** BEGIN Material **

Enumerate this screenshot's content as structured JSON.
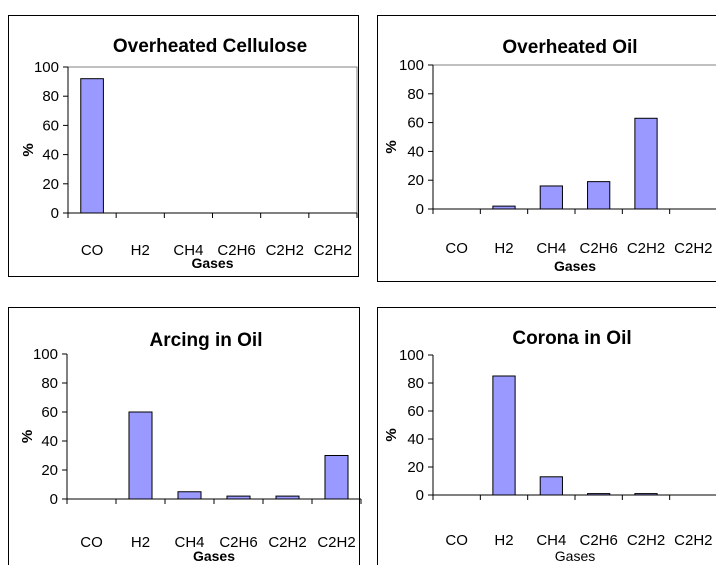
{
  "chart_data": [
    {
      "type": "bar",
      "title": "Overheated Cellulose",
      "xlabel": "Gases",
      "ylabel": "%",
      "categories": [
        "CO",
        "H2",
        "CH4",
        "C2H6",
        "C2H2",
        "C2H2"
      ],
      "values": [
        92,
        0,
        0,
        0,
        0,
        0
      ],
      "ylim": [
        0,
        100
      ],
      "yticks": [
        0,
        20,
        40,
        60,
        80,
        100
      ],
      "grid": false,
      "bar_color": "#9999ff",
      "plot_area_border": true
    },
    {
      "type": "bar",
      "title": "Overheated Oil",
      "xlabel": "Gases",
      "ylabel": "%",
      "categories": [
        "CO",
        "H2",
        "CH4",
        "C2H6",
        "C2H2",
        "C2H2"
      ],
      "values": [
        0,
        2,
        16,
        19,
        63,
        0
      ],
      "ylim": [
        0,
        100
      ],
      "yticks": [
        0,
        20,
        40,
        60,
        80,
        100
      ],
      "grid": false,
      "bar_color": "#9999ff",
      "plot_area_border": true
    },
    {
      "type": "bar",
      "title": "Arcing in Oil",
      "xlabel": "Gases",
      "ylabel": "%",
      "categories": [
        "CO",
        "H2",
        "CH4",
        "C2H6",
        "C2H2",
        "C2H2"
      ],
      "values": [
        0,
        60,
        5,
        2,
        2,
        30
      ],
      "ylim": [
        0,
        100
      ],
      "yticks": [
        0,
        20,
        40,
        60,
        80,
        100
      ],
      "grid": false,
      "bar_color": "#9999ff",
      "plot_area_border": false
    },
    {
      "type": "bar",
      "title": "Corona in Oil",
      "xlabel": "Gases",
      "ylabel": "%",
      "categories": [
        "CO",
        "H2",
        "CH4",
        "C2H6",
        "C2H2",
        "C2H2"
      ],
      "values": [
        0,
        85,
        13,
        1,
        1,
        0
      ],
      "ylim": [
        0,
        100
      ],
      "yticks": [
        0,
        20,
        40,
        60,
        80,
        100
      ],
      "grid": false,
      "bar_color": "#9999ff",
      "plot_area_border": false,
      "xlabel_bold": false
    }
  ]
}
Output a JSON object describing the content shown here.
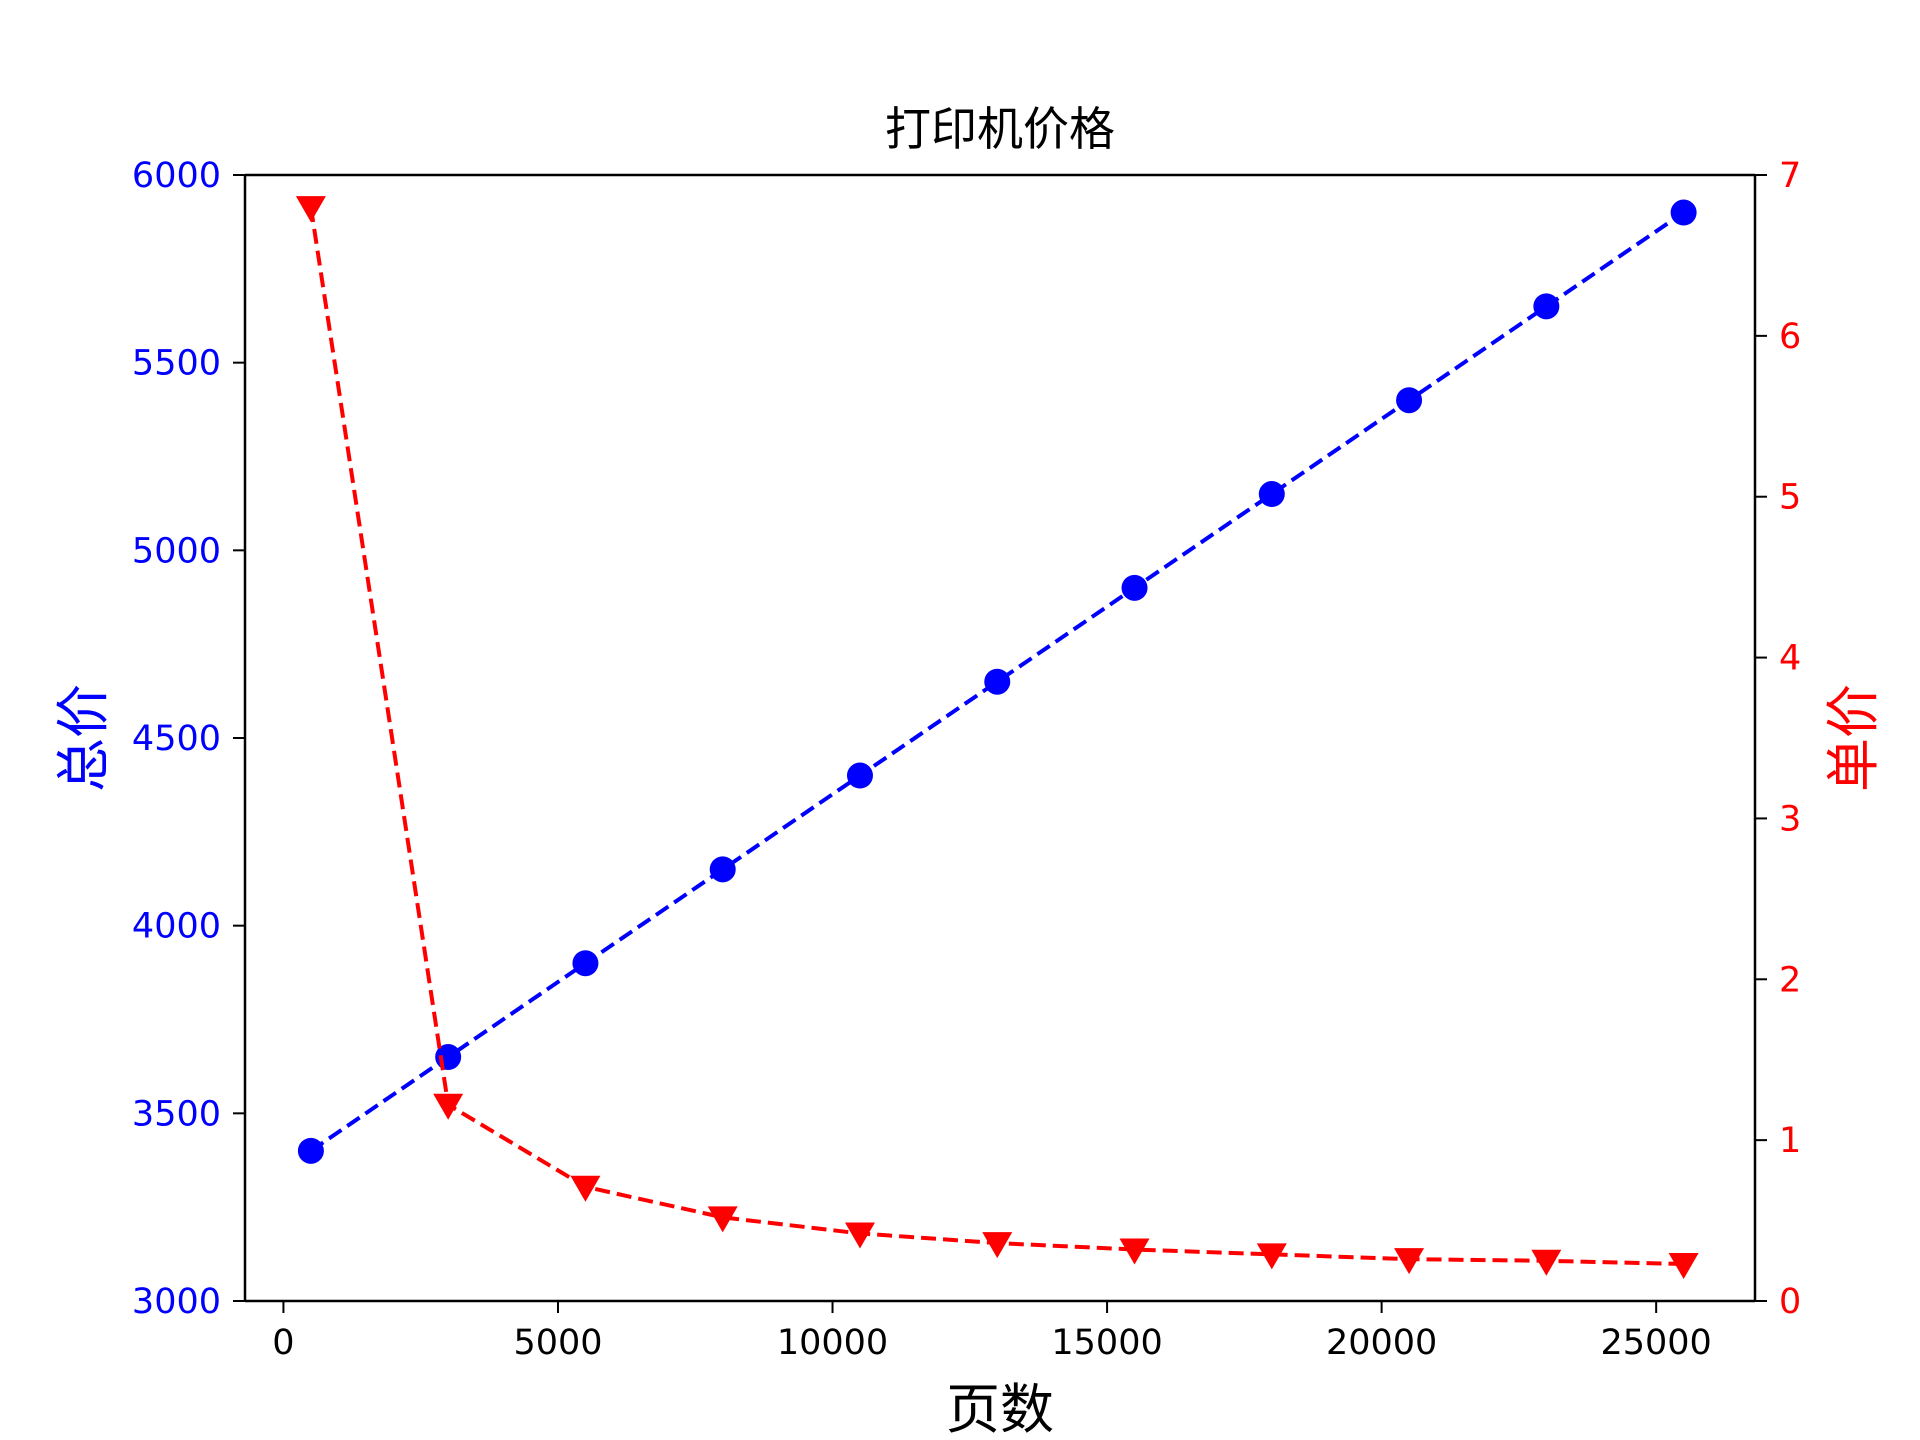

** END Material **

* **What you will do**
Output the entries above exactly. Drop the pictures.

* **Problem solution**
Enumerate this screenshot's content as structured JSON.
{
  "chart_data": [
    {
      "type": "bar",
      "title": "Overheated Cellulose",
      "xlabel": "Gases",
      "ylabel": "%",
      "categories": [
        "CO",
        "H2",
        "CH4",
        "C2H6",
        "C2H2",
        "C2H2"
      ],
      "values": [
        92,
        0,
        0,
        0,
        0,
        0
      ],
      "ylim": [
        0,
        100
      ],
      "yticks": [
        0,
        20,
        40,
        60,
        80,
        100
      ],
      "grid": false,
      "bar_color": "#9999ff",
      "plot_area_border": true
    },
    {
      "type": "bar",
      "title": "Overheated Oil",
      "xlabel": "Gases",
      "ylabel": "%",
      "categories": [
        "CO",
        "H2",
        "CH4",
        "C2H6",
        "C2H2",
        "C2H2"
      ],
      "values": [
        0,
        2,
        16,
        19,
        63,
        0
      ],
      "ylim": [
        0,
        100
      ],
      "yticks": [
        0,
        20,
        40,
        60,
        80,
        100
      ],
      "grid": false,
      "bar_color": "#9999ff",
      "plot_area_border": true
    },
    {
      "type": "bar",
      "title": "Arcing in Oil",
      "xlabel": "Gases",
      "ylabel": "%",
      "categories": [
        "CO",
        "H2",
        "CH4",
        "C2H6",
        "C2H2",
        "C2H2"
      ],
      "values": [
        0,
        60,
        5,
        2,
        2,
        30
      ],
      "ylim": [
        0,
        100
      ],
      "yticks": [
        0,
        20,
        40,
        60,
        80,
        100
      ],
      "grid": false,
      "bar_color": "#9999ff",
      "plot_area_border": false
    },
    {
      "type": "bar",
      "title": "Corona in Oil",
      "xlabel": "Gases",
      "ylabel": "%",
      "categories": [
        "CO",
        "H2",
        "CH4",
        "C2H6",
        "C2H2",
        "C2H2"
      ],
      "values": [
        0,
        85,
        13,
        1,
        1,
        0
      ],
      "ylim": [
        0,
        100
      ],
      "yticks": [
        0,
        20,
        40,
        60,
        80,
        100
      ],
      "grid": false,
      "bar_color": "#9999ff",
      "plot_area_border": false,
      "xlabel_bold": false
    }
  ]
}
Output a JSON object describing the content shown here.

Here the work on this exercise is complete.